§ **Problem statement**
Take every line where the string "subtitle" appears and copy it.

Data extracted from a collection:
+ + + + +

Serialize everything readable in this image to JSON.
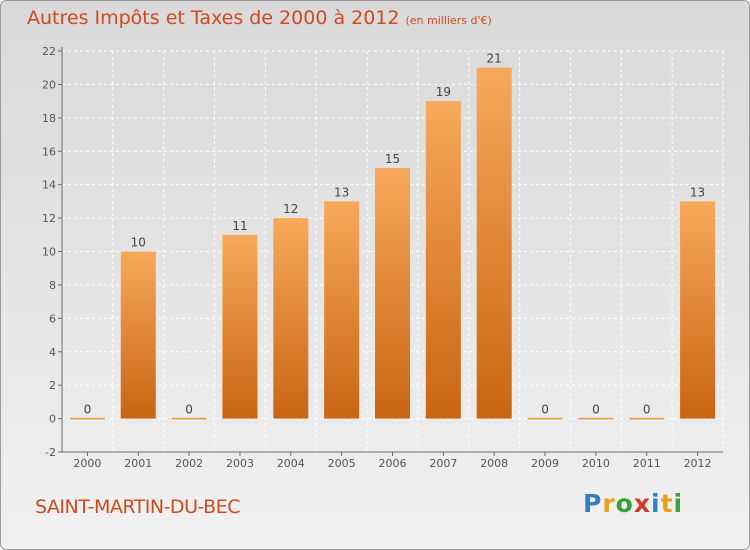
{
  "header": {
    "title": "Autres Impôts et Taxes de 2000 à 2012",
    "subtitle": "(en milliers d'€)"
  },
  "footer": {
    "town": "SAINT-MARTIN-DU-BEC",
    "logo_letters": [
      "P",
      "r",
      "o",
      "x",
      "i",
      "t",
      "i"
    ],
    "logo_colors": [
      "#2f7fc1",
      "#e8a21a",
      "#3aa039",
      "#d0392b",
      "#2f7fc1",
      "#e8a21a",
      "#3aa039"
    ]
  },
  "colors": {
    "title": "#d04a1e",
    "bar_top": "#f7a95a",
    "bar_bottom": "#c96512",
    "zero_line": "#e8963c",
    "axis": "#6b6b6b",
    "grid": "#ffffff"
  },
  "chart_data": {
    "type": "bar",
    "title": "Autres Impôts et Taxes de 2000 à 2012",
    "subtitle": "(en milliers d'€)",
    "categories": [
      "2000",
      "2001",
      "2002",
      "2003",
      "2004",
      "2005",
      "2006",
      "2007",
      "2008",
      "2009",
      "2010",
      "2011",
      "2012"
    ],
    "values": [
      0,
      10,
      0,
      11,
      12,
      13,
      15,
      19,
      21,
      0,
      0,
      0,
      13
    ],
    "ylim": [
      -2,
      22
    ],
    "yticks": [
      -2,
      0,
      2,
      4,
      6,
      8,
      10,
      12,
      14,
      16,
      18,
      20,
      22
    ],
    "grid": "horizontal dashed",
    "legend": "none"
  }
}
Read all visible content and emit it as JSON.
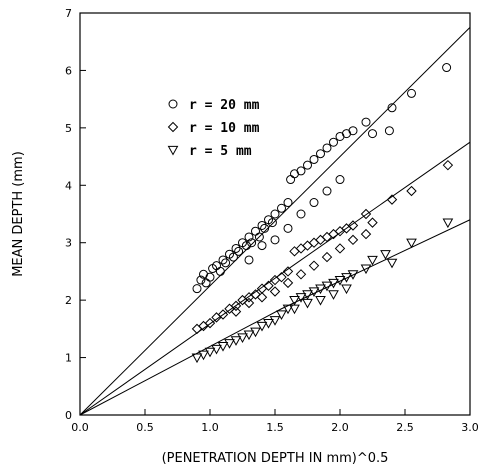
{
  "chart_data": {
    "type": "scatter",
    "title": "",
    "xlabel": "(PENETRATION DEPTH IN mm)^0.5",
    "ylabel": "MEAN DEPTH (mm)",
    "xlim": [
      0,
      3.0
    ],
    "ylim": [
      0,
      7
    ],
    "x_ticks": [
      0.0,
      0.5,
      1.0,
      1.5,
      2.0,
      2.5,
      3.0
    ],
    "x_tick_labels": [
      "0.0",
      "0.5",
      "1.0",
      "1.5",
      "2.0",
      "2.5",
      "3.0"
    ],
    "y_ticks": [
      0,
      1,
      2,
      3,
      4,
      5,
      6,
      7
    ],
    "y_tick_labels": [
      "0",
      "1",
      "2",
      "3",
      "4",
      "5",
      "6",
      "7"
    ],
    "grid": false,
    "legend_position": "upper-left",
    "series": [
      {
        "name": "r = 20 mm",
        "marker": "circle",
        "fit_line": [
          [
            0,
            0
          ],
          [
            3.0,
            6.75
          ]
        ],
        "points": [
          [
            0.9,
            2.2
          ],
          [
            0.93,
            2.35
          ],
          [
            0.95,
            2.45
          ],
          [
            0.97,
            2.3
          ],
          [
            1.0,
            2.4
          ],
          [
            1.02,
            2.55
          ],
          [
            1.05,
            2.6
          ],
          [
            1.08,
            2.5
          ],
          [
            1.1,
            2.7
          ],
          [
            1.12,
            2.65
          ],
          [
            1.15,
            2.8
          ],
          [
            1.18,
            2.75
          ],
          [
            1.2,
            2.9
          ],
          [
            1.22,
            2.85
          ],
          [
            1.25,
            3.0
          ],
          [
            1.28,
            2.95
          ],
          [
            1.3,
            3.1
          ],
          [
            1.32,
            3.0
          ],
          [
            1.35,
            3.2
          ],
          [
            1.38,
            3.1
          ],
          [
            1.4,
            3.3
          ],
          [
            1.42,
            3.25
          ],
          [
            1.45,
            3.4
          ],
          [
            1.48,
            3.35
          ],
          [
            1.5,
            3.5
          ],
          [
            1.55,
            3.6
          ],
          [
            1.6,
            3.7
          ],
          [
            1.62,
            4.1
          ],
          [
            1.65,
            4.2
          ],
          [
            1.7,
            4.25
          ],
          [
            1.75,
            4.35
          ],
          [
            1.8,
            4.45
          ],
          [
            1.85,
            4.55
          ],
          [
            1.9,
            4.65
          ],
          [
            1.95,
            4.75
          ],
          [
            2.0,
            4.85
          ],
          [
            2.05,
            4.9
          ],
          [
            2.1,
            4.95
          ],
          [
            2.2,
            5.1
          ],
          [
            2.25,
            4.9
          ],
          [
            2.4,
            5.35
          ],
          [
            2.38,
            4.95
          ],
          [
            2.55,
            5.6
          ],
          [
            2.82,
            6.05
          ],
          [
            1.3,
            2.7
          ],
          [
            1.4,
            2.95
          ],
          [
            1.5,
            3.05
          ],
          [
            1.6,
            3.25
          ],
          [
            1.7,
            3.5
          ],
          [
            1.8,
            3.7
          ],
          [
            1.9,
            3.9
          ],
          [
            2.0,
            4.1
          ]
        ]
      },
      {
        "name": "r = 10 mm",
        "marker": "diamond",
        "fit_line": [
          [
            0,
            0
          ],
          [
            1.65,
            2.62
          ],
          [
            3.0,
            4.75
          ]
        ],
        "points": [
          [
            0.9,
            1.5
          ],
          [
            0.95,
            1.55
          ],
          [
            1.0,
            1.6
          ],
          [
            1.05,
            1.7
          ],
          [
            1.1,
            1.75
          ],
          [
            1.15,
            1.85
          ],
          [
            1.2,
            1.9
          ],
          [
            1.25,
            2.0
          ],
          [
            1.3,
            2.05
          ],
          [
            1.35,
            2.1
          ],
          [
            1.4,
            2.2
          ],
          [
            1.45,
            2.25
          ],
          [
            1.5,
            2.35
          ],
          [
            1.55,
            2.4
          ],
          [
            1.6,
            2.5
          ],
          [
            1.65,
            2.85
          ],
          [
            1.7,
            2.9
          ],
          [
            1.75,
            2.95
          ],
          [
            1.8,
            3.0
          ],
          [
            1.85,
            3.05
          ],
          [
            1.9,
            3.1
          ],
          [
            1.95,
            3.15
          ],
          [
            2.0,
            3.2
          ],
          [
            2.05,
            3.25
          ],
          [
            2.1,
            3.3
          ],
          [
            2.2,
            3.5
          ],
          [
            2.25,
            3.35
          ],
          [
            2.4,
            3.75
          ],
          [
            2.55,
            3.9
          ],
          [
            2.83,
            4.35
          ],
          [
            1.2,
            1.8
          ],
          [
            1.3,
            1.95
          ],
          [
            1.4,
            2.05
          ],
          [
            1.5,
            2.15
          ],
          [
            1.6,
            2.3
          ],
          [
            1.7,
            2.45
          ],
          [
            1.8,
            2.6
          ],
          [
            1.9,
            2.75
          ],
          [
            2.0,
            2.9
          ],
          [
            2.1,
            3.05
          ],
          [
            2.2,
            3.15
          ]
        ]
      },
      {
        "name": "r = 5 mm",
        "marker": "triangle-down",
        "fit_line": [
          [
            0,
            0
          ],
          [
            1.55,
            1.85
          ],
          [
            3.0,
            3.4
          ]
        ],
        "points": [
          [
            0.9,
            1.0
          ],
          [
            0.95,
            1.05
          ],
          [
            1.0,
            1.1
          ],
          [
            1.05,
            1.15
          ],
          [
            1.1,
            1.2
          ],
          [
            1.15,
            1.25
          ],
          [
            1.2,
            1.3
          ],
          [
            1.25,
            1.35
          ],
          [
            1.3,
            1.4
          ],
          [
            1.35,
            1.45
          ],
          [
            1.4,
            1.55
          ],
          [
            1.45,
            1.6
          ],
          [
            1.5,
            1.65
          ],
          [
            1.55,
            1.75
          ],
          [
            1.6,
            1.85
          ],
          [
            1.65,
            2.0
          ],
          [
            1.7,
            2.05
          ],
          [
            1.75,
            2.1
          ],
          [
            1.8,
            2.15
          ],
          [
            1.85,
            2.2
          ],
          [
            1.9,
            2.25
          ],
          [
            1.95,
            2.3
          ],
          [
            2.0,
            2.35
          ],
          [
            2.05,
            2.4
          ],
          [
            2.1,
            2.45
          ],
          [
            2.2,
            2.55
          ],
          [
            2.25,
            2.7
          ],
          [
            2.35,
            2.8
          ],
          [
            2.4,
            2.65
          ],
          [
            2.55,
            3.0
          ],
          [
            2.83,
            3.35
          ],
          [
            1.65,
            1.85
          ],
          [
            1.75,
            1.95
          ],
          [
            1.85,
            2.0
          ],
          [
            1.95,
            2.1
          ],
          [
            2.05,
            2.2
          ]
        ]
      }
    ]
  }
}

+ + + + +

§ **Expected output**
    "subtitle": "(en milliers d'€)"
    "subtitle": "(en milliers d'€)",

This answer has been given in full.